Required work: Using the material below, copy every line where "this" appears.

(Excerpts from a figure dataset)
※
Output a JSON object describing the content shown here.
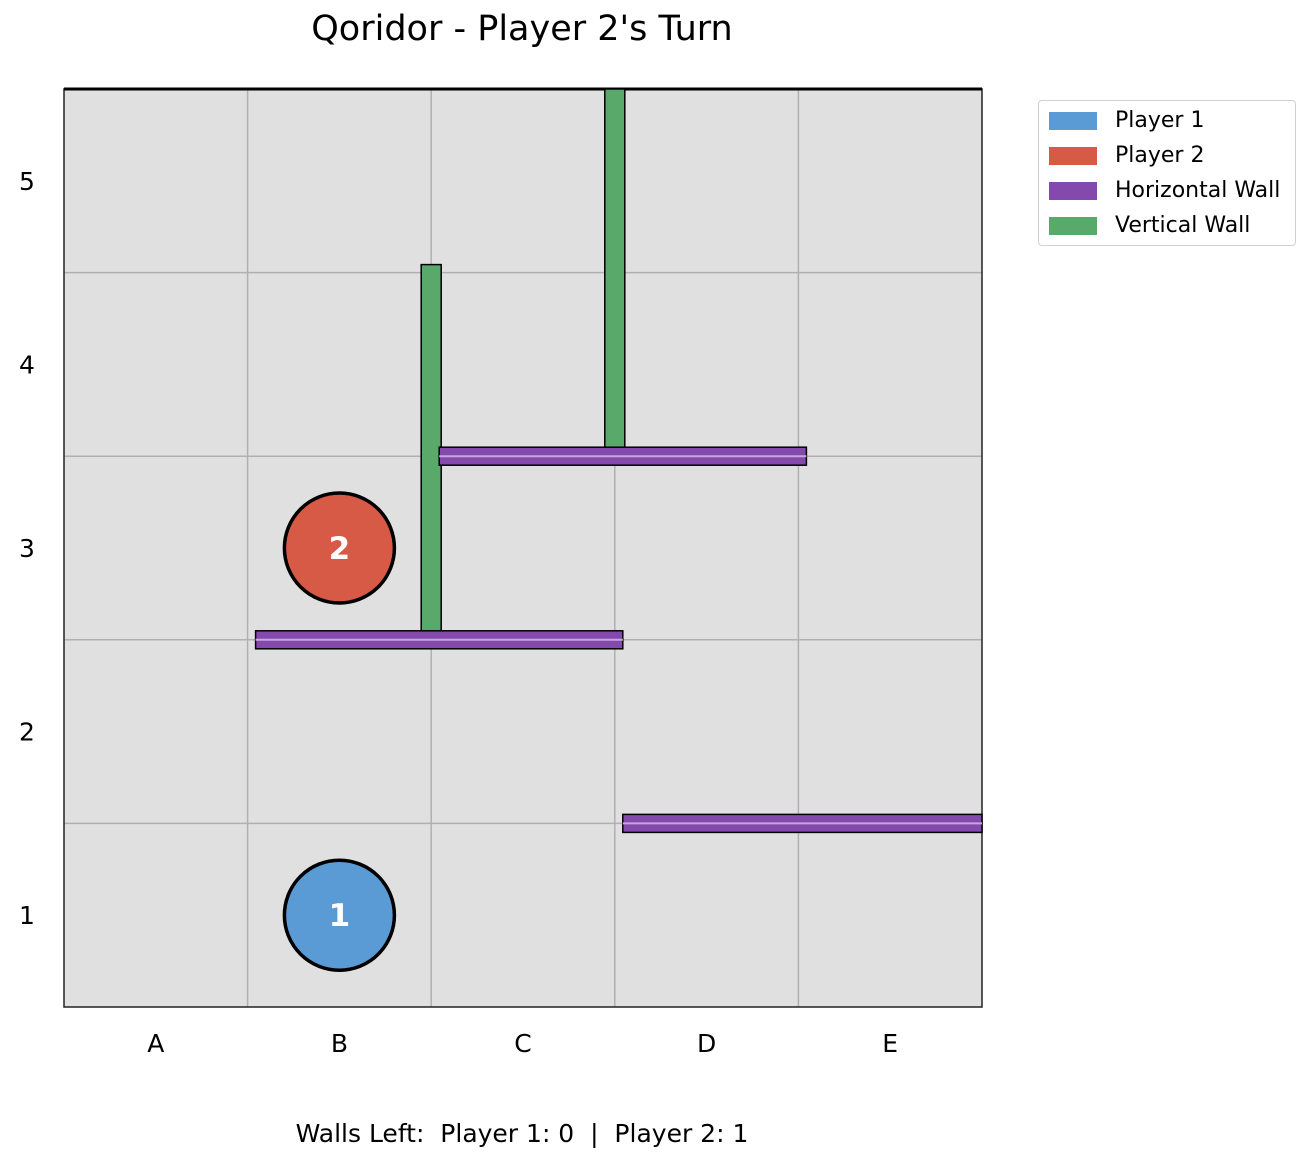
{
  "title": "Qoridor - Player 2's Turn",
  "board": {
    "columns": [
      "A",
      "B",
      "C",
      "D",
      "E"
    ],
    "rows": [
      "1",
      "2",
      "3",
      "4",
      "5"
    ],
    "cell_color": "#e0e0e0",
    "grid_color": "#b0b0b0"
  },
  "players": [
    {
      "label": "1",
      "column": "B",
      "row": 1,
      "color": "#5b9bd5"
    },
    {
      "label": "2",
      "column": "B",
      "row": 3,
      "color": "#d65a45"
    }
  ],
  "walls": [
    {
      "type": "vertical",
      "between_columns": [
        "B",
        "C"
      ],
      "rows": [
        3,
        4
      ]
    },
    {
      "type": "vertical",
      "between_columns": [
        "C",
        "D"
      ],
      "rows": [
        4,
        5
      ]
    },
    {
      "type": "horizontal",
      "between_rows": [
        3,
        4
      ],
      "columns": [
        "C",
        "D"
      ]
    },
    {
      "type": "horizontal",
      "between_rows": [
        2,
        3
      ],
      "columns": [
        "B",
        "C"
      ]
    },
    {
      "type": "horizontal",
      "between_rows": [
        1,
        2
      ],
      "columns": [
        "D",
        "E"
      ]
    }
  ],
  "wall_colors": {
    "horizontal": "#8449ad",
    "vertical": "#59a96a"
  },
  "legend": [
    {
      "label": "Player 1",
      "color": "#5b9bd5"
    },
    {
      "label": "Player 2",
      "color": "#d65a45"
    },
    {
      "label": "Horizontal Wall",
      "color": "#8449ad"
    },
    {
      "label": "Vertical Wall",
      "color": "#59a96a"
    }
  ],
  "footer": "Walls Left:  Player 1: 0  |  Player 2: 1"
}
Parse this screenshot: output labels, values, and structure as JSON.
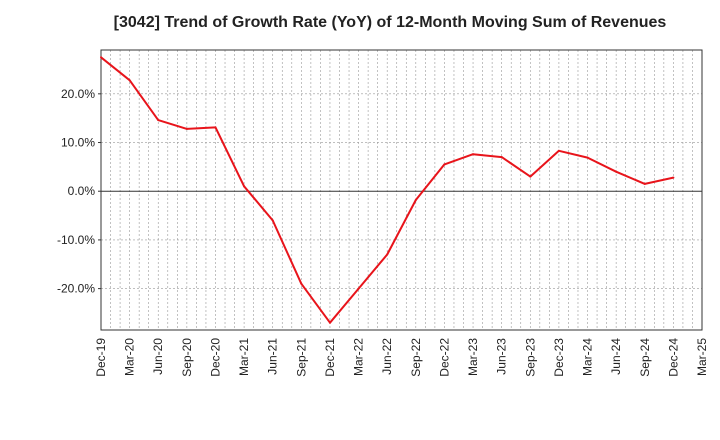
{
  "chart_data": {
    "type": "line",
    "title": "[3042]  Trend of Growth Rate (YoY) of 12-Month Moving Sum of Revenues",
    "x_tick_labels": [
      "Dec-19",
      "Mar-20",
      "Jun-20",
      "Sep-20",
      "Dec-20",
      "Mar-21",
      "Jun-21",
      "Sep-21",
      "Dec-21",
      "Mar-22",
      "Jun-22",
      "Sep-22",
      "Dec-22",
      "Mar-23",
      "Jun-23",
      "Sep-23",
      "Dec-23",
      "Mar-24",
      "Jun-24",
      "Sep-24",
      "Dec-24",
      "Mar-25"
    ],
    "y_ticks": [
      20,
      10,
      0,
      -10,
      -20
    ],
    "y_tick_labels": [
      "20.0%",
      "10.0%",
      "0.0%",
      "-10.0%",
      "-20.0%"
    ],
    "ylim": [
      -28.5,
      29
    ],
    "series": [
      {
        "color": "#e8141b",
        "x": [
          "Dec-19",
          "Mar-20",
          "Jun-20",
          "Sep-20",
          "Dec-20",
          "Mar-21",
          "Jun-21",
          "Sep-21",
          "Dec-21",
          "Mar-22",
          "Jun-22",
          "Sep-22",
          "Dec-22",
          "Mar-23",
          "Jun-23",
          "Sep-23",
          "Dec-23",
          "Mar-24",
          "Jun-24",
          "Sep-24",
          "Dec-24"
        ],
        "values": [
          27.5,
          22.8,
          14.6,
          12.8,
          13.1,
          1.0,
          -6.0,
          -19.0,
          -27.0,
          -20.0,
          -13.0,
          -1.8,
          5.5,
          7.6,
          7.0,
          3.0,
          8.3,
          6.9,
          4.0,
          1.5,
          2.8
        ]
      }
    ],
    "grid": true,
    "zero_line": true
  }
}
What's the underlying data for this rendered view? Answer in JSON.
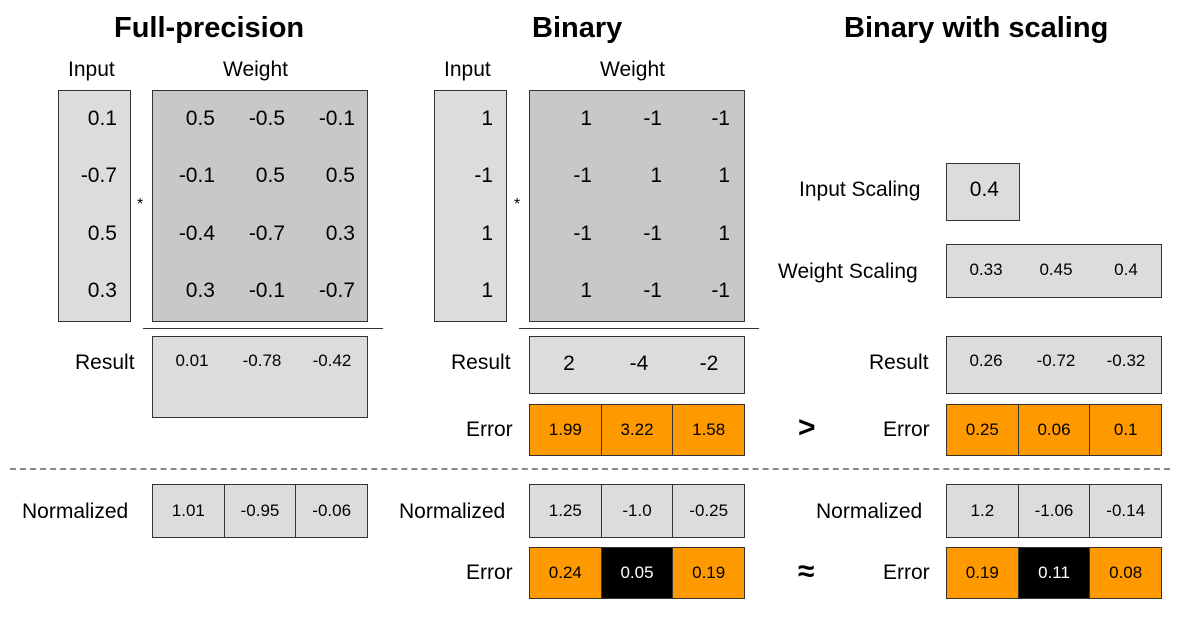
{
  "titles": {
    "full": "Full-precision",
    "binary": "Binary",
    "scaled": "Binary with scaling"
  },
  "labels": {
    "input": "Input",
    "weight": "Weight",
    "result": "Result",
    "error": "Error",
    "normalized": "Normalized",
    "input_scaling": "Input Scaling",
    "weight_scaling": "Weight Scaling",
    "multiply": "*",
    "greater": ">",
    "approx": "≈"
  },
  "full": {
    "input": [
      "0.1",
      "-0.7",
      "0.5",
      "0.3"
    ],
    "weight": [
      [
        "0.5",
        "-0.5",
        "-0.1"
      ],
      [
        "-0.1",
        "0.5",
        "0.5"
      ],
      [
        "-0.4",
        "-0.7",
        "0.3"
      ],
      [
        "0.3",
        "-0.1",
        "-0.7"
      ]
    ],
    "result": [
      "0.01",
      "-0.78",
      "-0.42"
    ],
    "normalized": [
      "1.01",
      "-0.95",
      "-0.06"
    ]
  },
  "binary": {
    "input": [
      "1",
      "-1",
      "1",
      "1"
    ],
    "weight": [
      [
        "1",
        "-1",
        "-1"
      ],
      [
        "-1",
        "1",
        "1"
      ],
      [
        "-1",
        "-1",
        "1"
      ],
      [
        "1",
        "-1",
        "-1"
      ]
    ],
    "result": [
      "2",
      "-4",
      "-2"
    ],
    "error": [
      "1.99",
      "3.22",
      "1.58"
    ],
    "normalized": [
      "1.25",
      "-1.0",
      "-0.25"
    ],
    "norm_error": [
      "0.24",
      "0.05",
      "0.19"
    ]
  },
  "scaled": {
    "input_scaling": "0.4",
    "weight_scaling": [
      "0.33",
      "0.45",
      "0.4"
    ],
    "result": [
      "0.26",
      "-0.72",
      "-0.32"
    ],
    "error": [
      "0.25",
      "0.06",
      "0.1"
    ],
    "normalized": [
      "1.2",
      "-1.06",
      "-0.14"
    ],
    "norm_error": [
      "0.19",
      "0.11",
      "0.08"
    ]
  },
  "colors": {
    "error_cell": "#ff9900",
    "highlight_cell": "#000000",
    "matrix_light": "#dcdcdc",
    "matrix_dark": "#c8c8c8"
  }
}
※
The solution:
Parse this screenshot: output labels, values, and structure as JSON.
What's the underlying data for this rendered view? Answer in JSON.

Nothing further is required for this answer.